**The exercise**:
Look below for the line containing "What text is on this page?". Output it and each remaining line of the entries exactly, and nothing else.

Dataset items:

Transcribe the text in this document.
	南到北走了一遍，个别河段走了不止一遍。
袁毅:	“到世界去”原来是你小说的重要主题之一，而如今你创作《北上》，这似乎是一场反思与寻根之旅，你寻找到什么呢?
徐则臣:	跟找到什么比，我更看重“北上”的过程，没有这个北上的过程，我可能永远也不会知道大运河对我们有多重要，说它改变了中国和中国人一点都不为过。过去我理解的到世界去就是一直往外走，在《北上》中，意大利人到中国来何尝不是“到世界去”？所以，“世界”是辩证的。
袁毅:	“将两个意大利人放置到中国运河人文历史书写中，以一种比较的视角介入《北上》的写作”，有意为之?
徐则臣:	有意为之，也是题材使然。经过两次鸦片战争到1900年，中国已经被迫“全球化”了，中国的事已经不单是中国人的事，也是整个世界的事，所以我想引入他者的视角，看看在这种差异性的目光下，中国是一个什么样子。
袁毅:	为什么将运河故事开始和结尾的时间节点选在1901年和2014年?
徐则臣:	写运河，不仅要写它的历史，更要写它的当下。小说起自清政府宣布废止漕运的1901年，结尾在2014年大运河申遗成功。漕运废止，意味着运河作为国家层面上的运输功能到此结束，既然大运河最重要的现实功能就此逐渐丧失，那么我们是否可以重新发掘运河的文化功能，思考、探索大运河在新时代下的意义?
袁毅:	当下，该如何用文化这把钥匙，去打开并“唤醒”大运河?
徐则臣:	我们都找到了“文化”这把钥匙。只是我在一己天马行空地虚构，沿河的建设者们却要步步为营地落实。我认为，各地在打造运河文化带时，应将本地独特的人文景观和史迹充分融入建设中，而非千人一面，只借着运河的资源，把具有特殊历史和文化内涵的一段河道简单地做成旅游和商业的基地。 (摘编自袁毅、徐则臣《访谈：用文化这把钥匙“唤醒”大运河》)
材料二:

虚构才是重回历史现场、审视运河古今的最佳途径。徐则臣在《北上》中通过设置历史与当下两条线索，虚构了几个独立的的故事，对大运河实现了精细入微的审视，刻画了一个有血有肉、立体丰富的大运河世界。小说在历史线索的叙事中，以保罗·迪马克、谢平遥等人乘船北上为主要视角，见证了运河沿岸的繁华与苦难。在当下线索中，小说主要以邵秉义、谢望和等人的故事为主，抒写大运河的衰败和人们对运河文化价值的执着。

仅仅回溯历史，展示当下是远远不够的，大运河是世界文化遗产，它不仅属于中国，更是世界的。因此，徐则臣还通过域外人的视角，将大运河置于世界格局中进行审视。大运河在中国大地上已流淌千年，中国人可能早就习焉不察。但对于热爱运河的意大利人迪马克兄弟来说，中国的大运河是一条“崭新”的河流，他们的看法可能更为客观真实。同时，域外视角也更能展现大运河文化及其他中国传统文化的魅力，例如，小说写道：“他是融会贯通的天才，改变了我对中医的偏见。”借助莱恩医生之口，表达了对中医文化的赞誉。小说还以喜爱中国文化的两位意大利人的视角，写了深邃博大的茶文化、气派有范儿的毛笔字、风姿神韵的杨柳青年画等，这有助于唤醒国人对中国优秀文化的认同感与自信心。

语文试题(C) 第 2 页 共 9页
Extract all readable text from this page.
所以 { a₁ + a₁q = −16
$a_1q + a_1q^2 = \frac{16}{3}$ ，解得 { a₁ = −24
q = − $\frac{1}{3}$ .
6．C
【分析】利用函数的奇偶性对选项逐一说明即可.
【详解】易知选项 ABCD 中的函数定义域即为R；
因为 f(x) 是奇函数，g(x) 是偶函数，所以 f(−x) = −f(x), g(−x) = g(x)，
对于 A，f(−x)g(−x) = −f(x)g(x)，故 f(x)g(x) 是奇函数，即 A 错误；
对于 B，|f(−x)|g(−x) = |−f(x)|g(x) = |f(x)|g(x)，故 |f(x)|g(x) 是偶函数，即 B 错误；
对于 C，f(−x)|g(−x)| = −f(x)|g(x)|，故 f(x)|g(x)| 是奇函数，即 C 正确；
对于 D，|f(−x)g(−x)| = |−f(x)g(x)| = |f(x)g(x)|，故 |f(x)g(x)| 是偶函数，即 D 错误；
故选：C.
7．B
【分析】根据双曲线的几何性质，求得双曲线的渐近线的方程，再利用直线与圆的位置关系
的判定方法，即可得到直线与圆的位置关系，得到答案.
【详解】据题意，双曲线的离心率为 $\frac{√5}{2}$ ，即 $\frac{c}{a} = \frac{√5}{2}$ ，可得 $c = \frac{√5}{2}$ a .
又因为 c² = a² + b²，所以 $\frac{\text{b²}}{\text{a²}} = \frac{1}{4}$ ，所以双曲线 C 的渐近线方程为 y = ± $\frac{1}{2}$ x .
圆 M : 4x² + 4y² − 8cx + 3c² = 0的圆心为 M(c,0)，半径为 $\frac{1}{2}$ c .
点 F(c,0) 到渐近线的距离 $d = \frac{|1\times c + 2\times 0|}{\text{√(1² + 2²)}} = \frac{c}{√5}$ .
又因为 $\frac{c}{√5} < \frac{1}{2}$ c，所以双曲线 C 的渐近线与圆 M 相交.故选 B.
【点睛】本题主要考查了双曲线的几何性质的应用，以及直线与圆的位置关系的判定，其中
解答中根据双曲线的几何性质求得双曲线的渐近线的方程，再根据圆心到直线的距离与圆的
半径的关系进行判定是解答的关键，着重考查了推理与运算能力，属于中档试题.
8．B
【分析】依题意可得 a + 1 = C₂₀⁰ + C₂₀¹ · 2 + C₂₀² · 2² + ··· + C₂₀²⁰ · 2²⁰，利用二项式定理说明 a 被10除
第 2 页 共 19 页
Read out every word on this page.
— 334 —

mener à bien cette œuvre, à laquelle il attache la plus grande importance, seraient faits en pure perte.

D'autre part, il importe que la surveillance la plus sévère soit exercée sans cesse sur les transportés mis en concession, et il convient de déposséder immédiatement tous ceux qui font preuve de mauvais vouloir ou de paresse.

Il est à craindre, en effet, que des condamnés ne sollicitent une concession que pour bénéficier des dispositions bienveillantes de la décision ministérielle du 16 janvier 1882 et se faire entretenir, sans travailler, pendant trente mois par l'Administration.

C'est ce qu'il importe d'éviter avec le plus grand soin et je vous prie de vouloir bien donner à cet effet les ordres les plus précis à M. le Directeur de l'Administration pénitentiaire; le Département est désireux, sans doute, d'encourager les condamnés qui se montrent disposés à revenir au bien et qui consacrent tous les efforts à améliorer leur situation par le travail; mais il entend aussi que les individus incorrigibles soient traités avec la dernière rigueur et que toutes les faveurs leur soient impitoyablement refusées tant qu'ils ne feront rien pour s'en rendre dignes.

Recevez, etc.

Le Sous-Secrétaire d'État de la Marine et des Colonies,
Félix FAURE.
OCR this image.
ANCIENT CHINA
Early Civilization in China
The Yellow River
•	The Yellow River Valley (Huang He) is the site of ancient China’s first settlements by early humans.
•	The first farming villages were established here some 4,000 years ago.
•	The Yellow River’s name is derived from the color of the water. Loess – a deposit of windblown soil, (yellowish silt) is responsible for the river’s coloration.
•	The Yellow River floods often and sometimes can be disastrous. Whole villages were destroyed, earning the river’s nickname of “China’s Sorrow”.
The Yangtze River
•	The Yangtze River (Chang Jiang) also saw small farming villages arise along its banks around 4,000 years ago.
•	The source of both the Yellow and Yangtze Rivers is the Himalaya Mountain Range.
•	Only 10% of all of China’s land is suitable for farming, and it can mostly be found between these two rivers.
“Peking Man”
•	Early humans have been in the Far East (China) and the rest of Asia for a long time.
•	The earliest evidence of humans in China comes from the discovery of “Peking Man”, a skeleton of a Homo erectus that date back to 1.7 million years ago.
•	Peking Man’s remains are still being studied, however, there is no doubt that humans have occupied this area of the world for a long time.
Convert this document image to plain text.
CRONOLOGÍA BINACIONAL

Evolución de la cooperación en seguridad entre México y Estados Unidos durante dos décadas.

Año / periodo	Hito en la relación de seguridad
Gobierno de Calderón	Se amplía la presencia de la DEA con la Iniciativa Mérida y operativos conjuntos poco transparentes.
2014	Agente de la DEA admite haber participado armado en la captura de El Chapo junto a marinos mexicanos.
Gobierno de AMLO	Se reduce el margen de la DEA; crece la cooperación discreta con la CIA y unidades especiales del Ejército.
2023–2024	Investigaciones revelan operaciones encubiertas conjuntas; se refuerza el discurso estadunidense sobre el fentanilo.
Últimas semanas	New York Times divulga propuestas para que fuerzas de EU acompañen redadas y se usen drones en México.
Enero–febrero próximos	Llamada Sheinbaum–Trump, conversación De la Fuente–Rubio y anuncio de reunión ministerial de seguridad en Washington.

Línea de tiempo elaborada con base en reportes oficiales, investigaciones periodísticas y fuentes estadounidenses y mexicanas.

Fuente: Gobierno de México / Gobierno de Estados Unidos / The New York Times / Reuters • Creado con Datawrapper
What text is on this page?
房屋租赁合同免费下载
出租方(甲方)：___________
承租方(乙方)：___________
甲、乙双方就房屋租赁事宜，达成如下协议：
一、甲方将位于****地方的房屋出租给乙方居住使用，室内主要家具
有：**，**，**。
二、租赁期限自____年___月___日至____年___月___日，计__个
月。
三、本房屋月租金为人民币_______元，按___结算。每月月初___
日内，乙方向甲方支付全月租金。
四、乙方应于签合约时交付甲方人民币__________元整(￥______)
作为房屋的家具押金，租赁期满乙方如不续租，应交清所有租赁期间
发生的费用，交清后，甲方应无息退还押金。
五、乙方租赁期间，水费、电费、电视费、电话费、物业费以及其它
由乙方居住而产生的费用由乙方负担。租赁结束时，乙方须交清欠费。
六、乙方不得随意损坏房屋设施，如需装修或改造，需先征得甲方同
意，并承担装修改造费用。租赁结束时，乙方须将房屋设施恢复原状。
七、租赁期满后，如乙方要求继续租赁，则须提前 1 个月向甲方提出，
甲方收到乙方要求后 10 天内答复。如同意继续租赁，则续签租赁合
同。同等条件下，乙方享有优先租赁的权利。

**Response**:
What text is on this page?
房屋租赁合同免费下载
出租方(甲方)：___________
承租方(乙方)：___________
甲、乙双方就房屋租赁事宜，达成如下协议：
一、甲方将位于****地方的房屋出租给乙方居住使用，室内主要家具
有：**，**，**。
二、租赁期限自____年___月___日至____年___月___日，计__个
月。
三、本房屋月租金为人民币_______元，按___结算。每月月初___
日内，乙方向甲方支付全月租金。
四、乙方应于签合约时交付甲方人民币__________元整(￥______)
作为房屋的家具押金，租赁期满乙方如不续租，应交清所有租赁期间
发生的费用，交清后，甲方应无息退还押金。
五、乙方租赁期间，水费、电费、电视费、电话费、物业费以及其它
由乙方居住而产生的费用由乙方负担。租赁结束时，乙方须交清欠费。
六、乙方不得随意损坏房屋设施，如需装修或改造，需先征得甲方同
意，并承担装修改造费用。租赁结束时，乙方须将房屋设施恢复原状。
七、租赁期满后，如乙方要求继续租赁，则须提前 1 个月向甲方提出，
甲方收到乙方要求后 10 天内答复。如同意继续租赁，则续签租赁合
同。同等条件下，乙方享有优先租赁的权利。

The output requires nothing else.